Figure record listings:
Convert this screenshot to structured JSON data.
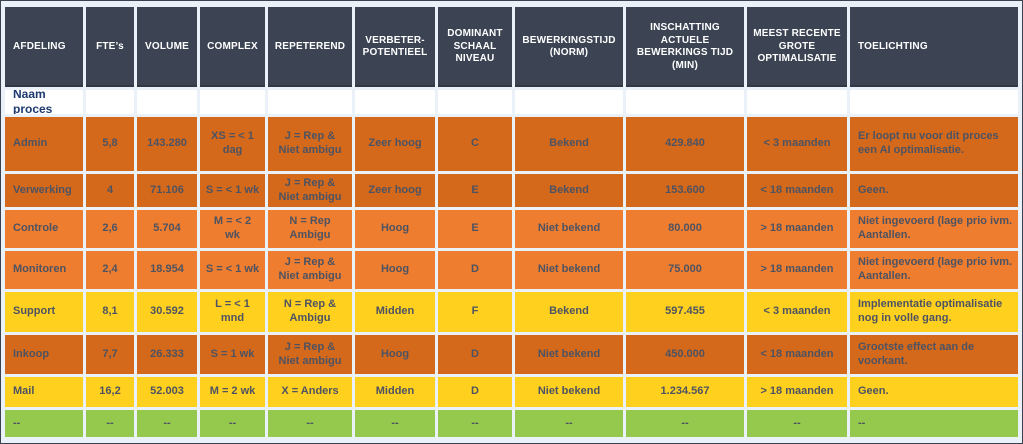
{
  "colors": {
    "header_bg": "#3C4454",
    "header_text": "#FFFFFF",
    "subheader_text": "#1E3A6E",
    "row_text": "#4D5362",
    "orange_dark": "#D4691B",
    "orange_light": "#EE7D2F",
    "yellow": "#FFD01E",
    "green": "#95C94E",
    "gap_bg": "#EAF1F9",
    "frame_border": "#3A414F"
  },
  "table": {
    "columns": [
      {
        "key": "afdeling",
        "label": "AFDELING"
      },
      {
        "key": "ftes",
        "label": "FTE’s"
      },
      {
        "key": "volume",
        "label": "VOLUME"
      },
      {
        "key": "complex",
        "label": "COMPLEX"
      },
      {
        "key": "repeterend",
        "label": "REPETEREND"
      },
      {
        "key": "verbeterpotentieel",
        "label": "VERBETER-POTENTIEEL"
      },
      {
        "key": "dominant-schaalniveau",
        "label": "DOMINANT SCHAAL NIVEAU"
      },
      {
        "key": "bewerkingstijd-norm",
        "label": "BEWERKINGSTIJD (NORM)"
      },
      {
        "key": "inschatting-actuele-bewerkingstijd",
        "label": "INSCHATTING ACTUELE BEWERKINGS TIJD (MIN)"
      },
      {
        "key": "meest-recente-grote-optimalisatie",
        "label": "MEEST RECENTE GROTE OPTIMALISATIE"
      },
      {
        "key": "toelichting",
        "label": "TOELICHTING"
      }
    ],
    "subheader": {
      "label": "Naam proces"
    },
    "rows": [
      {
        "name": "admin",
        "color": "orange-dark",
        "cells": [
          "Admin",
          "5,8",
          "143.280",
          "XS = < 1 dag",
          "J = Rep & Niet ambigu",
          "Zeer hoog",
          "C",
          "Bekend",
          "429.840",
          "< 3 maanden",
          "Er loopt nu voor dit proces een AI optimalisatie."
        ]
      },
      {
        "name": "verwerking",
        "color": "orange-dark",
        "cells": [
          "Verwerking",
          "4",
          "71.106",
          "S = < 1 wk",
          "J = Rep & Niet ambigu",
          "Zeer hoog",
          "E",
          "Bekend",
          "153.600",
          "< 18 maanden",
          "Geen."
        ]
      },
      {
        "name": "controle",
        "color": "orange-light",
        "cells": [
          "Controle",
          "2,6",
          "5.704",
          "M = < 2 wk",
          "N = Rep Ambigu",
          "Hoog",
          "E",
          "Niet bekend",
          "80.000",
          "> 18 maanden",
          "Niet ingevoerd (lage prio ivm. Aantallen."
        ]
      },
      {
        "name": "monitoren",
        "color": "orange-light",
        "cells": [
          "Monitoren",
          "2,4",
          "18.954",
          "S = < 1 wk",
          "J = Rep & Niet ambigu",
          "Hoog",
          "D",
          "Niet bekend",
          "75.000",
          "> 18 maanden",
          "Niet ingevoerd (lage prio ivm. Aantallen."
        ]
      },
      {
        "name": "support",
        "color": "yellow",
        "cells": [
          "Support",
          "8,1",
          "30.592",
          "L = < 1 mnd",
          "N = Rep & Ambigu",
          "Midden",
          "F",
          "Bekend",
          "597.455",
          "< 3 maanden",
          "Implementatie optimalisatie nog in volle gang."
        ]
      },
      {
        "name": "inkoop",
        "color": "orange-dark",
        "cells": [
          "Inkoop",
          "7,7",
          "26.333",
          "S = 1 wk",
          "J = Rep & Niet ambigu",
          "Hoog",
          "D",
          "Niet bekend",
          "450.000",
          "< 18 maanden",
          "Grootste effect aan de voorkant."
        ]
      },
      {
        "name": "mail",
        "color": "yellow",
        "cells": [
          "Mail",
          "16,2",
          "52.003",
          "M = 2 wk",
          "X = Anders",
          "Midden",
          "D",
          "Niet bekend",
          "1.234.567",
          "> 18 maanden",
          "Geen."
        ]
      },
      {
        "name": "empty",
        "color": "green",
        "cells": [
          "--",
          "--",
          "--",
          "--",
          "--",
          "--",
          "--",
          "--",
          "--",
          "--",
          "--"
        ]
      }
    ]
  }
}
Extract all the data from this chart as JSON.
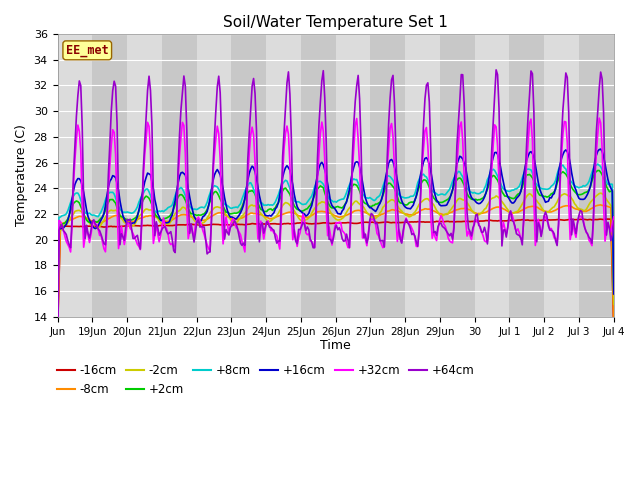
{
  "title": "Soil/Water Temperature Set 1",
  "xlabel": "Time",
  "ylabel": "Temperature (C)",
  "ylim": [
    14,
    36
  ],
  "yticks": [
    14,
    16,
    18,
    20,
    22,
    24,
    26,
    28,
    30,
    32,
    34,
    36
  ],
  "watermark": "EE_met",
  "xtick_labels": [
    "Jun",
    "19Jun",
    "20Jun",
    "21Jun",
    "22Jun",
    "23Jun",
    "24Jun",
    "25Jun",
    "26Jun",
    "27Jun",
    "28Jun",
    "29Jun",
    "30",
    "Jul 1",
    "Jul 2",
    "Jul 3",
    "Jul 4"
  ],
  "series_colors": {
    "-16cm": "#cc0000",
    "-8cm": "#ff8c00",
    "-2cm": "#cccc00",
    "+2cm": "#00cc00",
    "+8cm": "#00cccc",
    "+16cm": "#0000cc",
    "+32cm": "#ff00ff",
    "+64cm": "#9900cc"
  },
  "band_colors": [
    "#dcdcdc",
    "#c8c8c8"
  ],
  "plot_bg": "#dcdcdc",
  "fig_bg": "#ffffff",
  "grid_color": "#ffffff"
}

§ Task brief: Find the lines containing "data" and pull them out.

§ Task output:
Convert this screenshot to structured JSON data.
Extract all the data from this chart as JSON.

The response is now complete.